━━━ Supplied data

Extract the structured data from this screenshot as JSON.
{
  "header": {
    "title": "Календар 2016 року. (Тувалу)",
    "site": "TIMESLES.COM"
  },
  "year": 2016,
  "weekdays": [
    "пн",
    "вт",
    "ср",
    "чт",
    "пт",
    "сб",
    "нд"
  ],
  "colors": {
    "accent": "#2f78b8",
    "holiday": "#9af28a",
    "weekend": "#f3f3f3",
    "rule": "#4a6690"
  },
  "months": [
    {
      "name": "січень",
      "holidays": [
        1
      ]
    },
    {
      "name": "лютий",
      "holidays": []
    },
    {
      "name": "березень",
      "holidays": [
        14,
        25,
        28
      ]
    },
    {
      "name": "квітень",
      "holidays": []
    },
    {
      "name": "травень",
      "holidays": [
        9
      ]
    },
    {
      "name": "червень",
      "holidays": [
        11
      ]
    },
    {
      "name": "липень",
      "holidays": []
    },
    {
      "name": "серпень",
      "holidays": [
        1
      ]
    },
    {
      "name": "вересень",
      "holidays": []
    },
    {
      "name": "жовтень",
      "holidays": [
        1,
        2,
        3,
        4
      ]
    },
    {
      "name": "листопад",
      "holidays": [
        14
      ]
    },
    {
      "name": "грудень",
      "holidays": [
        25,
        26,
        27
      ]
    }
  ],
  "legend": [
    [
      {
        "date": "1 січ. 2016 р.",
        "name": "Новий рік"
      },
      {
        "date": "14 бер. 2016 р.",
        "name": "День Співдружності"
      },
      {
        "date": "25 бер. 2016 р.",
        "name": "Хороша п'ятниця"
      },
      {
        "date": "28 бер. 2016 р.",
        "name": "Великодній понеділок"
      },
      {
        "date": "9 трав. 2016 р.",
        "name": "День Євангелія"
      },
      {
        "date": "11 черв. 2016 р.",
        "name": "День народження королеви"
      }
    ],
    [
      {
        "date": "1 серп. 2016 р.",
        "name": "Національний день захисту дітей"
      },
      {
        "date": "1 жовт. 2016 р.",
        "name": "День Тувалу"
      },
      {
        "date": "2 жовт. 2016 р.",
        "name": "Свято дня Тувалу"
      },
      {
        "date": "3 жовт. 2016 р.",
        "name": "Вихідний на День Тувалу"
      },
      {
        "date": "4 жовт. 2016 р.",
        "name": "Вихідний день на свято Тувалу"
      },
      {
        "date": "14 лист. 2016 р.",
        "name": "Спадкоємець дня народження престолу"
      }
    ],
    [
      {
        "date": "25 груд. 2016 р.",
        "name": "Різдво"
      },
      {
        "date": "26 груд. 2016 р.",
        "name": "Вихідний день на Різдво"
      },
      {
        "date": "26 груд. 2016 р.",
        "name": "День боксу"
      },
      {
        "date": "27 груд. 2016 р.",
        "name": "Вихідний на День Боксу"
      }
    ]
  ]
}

━━━━━━

What you should do: Set down the listing above in full, please, exactly as it appears.

Solution to this exercise:
Extract the structured data from this screenshot as JSON.
{
  "header": {
    "title": "Календар 2016 року. (Тувалу)",
    "site": "TIMESLES.COM"
  },
  "year": 2016,
  "weekdays": [
    "пн",
    "вт",
    "ср",
    "чт",
    "пт",
    "сб",
    "нд"
  ],
  "colors": {
    "accent": "#2f78b8",
    "holiday": "#9af28a",
    "weekend": "#f3f3f3",
    "rule": "#4a6690"
  },
  "months": [
    {
      "name": "січень",
      "holidays": [
        1
      ]
    },
    {
      "name": "лютий",
      "holidays": []
    },
    {
      "name": "березень",
      "holidays": [
        14,
        25,
        28
      ]
    },
    {
      "name": "квітень",
      "holidays": []
    },
    {
      "name": "травень",
      "holidays": [
        9
      ]
    },
    {
      "name": "червень",
      "holidays": [
        11
      ]
    },
    {
      "name": "липень",
      "holidays": []
    },
    {
      "name": "серпень",
      "holidays": [
        1
      ]
    },
    {
      "name": "вересень",
      "holidays": []
    },
    {
      "name": "жовтень",
      "holidays": [
        1,
        2,
        3,
        4
      ]
    },
    {
      "name": "листопад",
      "holidays": [
        14
      ]
    },
    {
      "name": "грудень",
      "holidays": [
        25,
        26,
        27
      ]
    }
  ],
  "legend": [
    [
      {
        "date": "1 січ. 2016 р.",
        "name": "Новий рік"
      },
      {
        "date": "14 бер. 2016 р.",
        "name": "День Співдружності"
      },
      {
        "date": "25 бер. 2016 р.",
        "name": "Хороша п'ятниця"
      },
      {
        "date": "28 бер. 2016 р.",
        "name": "Великодній понеділок"
      },
      {
        "date": "9 трав. 2016 р.",
        "name": "День Євангелія"
      },
      {
        "date": "11 черв. 2016 р.",
        "name": "День народження королеви"
      }
    ],
    [
      {
        "date": "1 серп. 2016 р.",
        "name": "Національний день захисту дітей"
      },
      {
        "date": "1 жовт. 2016 р.",
        "name": "День Тувалу"
      },
      {
        "date": "2 жовт. 2016 р.",
        "name": "Свято дня Тувалу"
      },
      {
        "date": "3 жовт. 2016 р.",
        "name": "Вихідний на День Тувалу"
      },
      {
        "date": "4 жовт. 2016 р.",
        "name": "Вихідний день на свято Тувалу"
      },
      {
        "date": "14 лист. 2016 р.",
        "name": "Спадкоємець дня народження престолу"
      }
    ],
    [
      {
        "date": "25 груд. 2016 р.",
        "name": "Різдво"
      },
      {
        "date": "26 груд. 2016 р.",
        "name": "Вихідний день на Різдво"
      },
      {
        "date": "26 груд. 2016 р.",
        "name": "День боксу"
      },
      {
        "date": "27 груд. 2016 р.",
        "name": "Вихідний на День Боксу"
      }
    ]
  ]
}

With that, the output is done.